Alıştırma Bölümleri =
• 1. Ergin'in konuşmasında "Bakan Ergin, sempozyuma" sözlerinden başlayıp "memnuniyeti ifade etti." sözlerine kadar uzanan kısmın tamamını hiçbir değişiklik yapmadan yazın.
• 2. Ergin'in konuşmasını son cümlesinin ardından sürdürün.

Sayfa Alıntısı =
Bakan Ergin, sempozyuma katılan, akademisyenler, hukukçular, mahkeme başkanları ile yargıç ve savcılarla bir arada olmaktan dolayı duyduğu memnuniyeti ifade etti.
Ergin, "Hükümetimizin birinci önceliği ülkemizin refahı vce kalkınması için her alanda çağdaş demokrasiler düzeyini yakalamak hatta önüne geçmektir. AB'ye üyeliğide bunun gerçekleştirilmesinde en büyük adım olarak niteliyoruz" dedi. Çağdaş demokrasilerde egemenliğin asıl sahibinin halk olduğunuz ve halkın görüş ve düşüncelerinin son derece önemli olduğunu vurgulayan Ergin şöyle konuştu: "Başarılı bir kamu yönetimi için kamuoyu zamanında ve doğru bilgilendirilmedir. Kamuoyu yeterince bilgi sahibi olmadığı ya da yanlış haber ve yorumlar nedeniyle olumsuz baktığı plan ve programların başarıya ulaşması imkansızdır. Diğer kurum ve kurulıuşlarda oldıuğu gibi adalet sistemine de yargı kurumları açısından bakıldığında medya ile ilişkileri göz ardı edilemez. Temel hak ve hürriyetin teminatı olan yargının işleyişi toplumsal durumun doğal bir sonucu olarak kamuoyu yaratılarak yakından takip edilmektedir. Bu özelliği nedeniyle de yargı medaynın ilgi odaklarından birini oluşturmaktadır. Medya bu ilgisini ifade özgürlüğü bağlamında bir hak olarak topluma yansıtmaktadır. İfade özgürlüğü sadece kanaat sahbi olma değil, aynı zamanda bilgi alma ve verme hakkınıda içermektedir. Medya faaliyetnin bir özgürlük olarak ortaya çıkmasının temelinde düşünce özgürlüğü bulunmaktadır."

Verilen Satırlar =
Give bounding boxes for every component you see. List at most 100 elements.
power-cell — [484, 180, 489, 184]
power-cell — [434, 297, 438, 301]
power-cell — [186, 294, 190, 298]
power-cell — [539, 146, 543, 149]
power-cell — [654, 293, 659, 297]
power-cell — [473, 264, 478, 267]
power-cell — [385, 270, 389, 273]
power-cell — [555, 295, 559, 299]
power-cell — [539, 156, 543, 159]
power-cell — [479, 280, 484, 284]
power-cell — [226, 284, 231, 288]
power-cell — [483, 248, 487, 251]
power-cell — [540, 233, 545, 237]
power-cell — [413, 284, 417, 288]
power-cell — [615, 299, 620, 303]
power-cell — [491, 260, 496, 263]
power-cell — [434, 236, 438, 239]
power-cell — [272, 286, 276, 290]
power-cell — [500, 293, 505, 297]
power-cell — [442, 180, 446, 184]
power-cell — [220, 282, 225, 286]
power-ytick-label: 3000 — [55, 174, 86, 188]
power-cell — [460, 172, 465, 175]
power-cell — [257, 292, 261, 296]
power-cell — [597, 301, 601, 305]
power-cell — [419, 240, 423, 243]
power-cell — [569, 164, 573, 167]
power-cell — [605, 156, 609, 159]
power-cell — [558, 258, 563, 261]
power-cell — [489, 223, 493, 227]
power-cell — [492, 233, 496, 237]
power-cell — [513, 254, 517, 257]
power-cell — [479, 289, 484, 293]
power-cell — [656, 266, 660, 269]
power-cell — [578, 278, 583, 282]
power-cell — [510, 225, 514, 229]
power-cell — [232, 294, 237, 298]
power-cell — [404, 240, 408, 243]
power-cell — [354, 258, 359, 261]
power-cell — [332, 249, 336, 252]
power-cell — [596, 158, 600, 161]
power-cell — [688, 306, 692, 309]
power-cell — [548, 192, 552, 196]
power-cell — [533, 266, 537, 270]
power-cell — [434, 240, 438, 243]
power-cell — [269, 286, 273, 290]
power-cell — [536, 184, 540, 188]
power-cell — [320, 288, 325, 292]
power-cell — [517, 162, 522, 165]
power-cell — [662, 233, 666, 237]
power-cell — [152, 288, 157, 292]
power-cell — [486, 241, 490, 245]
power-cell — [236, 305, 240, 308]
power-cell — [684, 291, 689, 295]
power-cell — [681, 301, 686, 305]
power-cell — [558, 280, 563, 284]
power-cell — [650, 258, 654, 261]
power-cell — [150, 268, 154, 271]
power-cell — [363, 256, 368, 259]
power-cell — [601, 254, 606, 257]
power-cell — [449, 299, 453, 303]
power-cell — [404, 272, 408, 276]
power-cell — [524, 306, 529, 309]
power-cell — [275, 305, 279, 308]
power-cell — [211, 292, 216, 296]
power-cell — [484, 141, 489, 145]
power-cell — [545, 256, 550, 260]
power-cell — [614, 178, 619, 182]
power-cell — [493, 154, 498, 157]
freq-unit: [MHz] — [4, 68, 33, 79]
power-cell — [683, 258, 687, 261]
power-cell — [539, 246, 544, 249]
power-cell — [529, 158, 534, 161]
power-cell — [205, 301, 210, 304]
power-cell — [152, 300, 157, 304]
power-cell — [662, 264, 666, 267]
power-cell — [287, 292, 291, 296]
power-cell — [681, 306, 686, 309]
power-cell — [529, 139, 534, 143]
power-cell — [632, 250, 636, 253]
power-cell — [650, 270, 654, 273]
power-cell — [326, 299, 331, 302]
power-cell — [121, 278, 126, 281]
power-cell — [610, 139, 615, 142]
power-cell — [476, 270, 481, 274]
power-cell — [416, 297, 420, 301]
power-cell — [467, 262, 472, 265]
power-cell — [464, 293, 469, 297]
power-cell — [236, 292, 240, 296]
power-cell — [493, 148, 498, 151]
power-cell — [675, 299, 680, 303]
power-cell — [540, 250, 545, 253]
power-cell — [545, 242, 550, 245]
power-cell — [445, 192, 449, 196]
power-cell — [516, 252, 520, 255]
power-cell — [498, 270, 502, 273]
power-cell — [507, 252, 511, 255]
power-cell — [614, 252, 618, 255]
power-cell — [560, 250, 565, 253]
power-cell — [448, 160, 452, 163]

Yanıt Kümesi =
• 1.
Bakan Ergin, sempozyuma katılan, akademisyenler, hukukçular, mahkeme başkanları ile yargıç ve savcılarla bir arada olmaktan dolayı duyduğu memnuniyeti ifade etti.

• 2.
 

'Televizyonlarda mahkemeler kuruluyor'

Konuşmasında, basın özgürlüğüne ilişkin düşüncelerine değinen Ergin özgürlüklerin diğer bir özgürlük alanının başlangıç noktası ile sınırlı olduğunu ve bu nedenle de basın özgürlüğünün sınırsız olamayacağını dile getirdi. Ergin, basın özgürlüğü bakımından da hakkın kötüye kullanımı yasağının geçerli olduğunu vurguladı. Ergin basın özgürlüğünün sınırlarını ise şöyle anlattı: "Özel hayatın gizliliği, konut dokunulmazlığı, haberleşme özgürlüğü, suçsuzluk karinesi gibi diğer hak ve özgürlüklerin yanı sıra ülkenin birlik ve bütünlüğü ve yargının bağımsızlığı gibi konular basın özgürlüğünün sınırlarını oluşturmaktadır. Anayasamıza göre basın özgürlüğü milli güvenlik, kamu güvenliği, cumhriyetin temel nitelikleri ve devletin ülkesiyle milleti ile bölünmez bütünlüğünün korunması, suçalrın önlenmesi ve suçluların cezalandırılması, devlet sırrı olarak nitelenen belgelerin açıklanamaması vb. nedenlerle sınırlanabilmektedir. Bu sınırlamalar da İnsan Hakları Avrupa Sözleşmesi'nde öngörülen sınırlamalarla uyumlu olduğu görülmektedir. Basın özgürlüğü ile çakışan bir şey de suçuluk karinesidir. Mahkeme kararı ile suçsuzluğu kesinleşmediği halde bireyler, ne yazık ki medyada suçlu ilan edildiklerini, hatta televizyonlarda mahkemelerin kurulduğunu görebiliyoruz. Bu nedenle yargılamam faaliyetini yürüten organların olumsuz etkilenme sonucunu doğurmaktadır. Bu da adil yargılanma hakkının en büyük ihlallerinden biridir."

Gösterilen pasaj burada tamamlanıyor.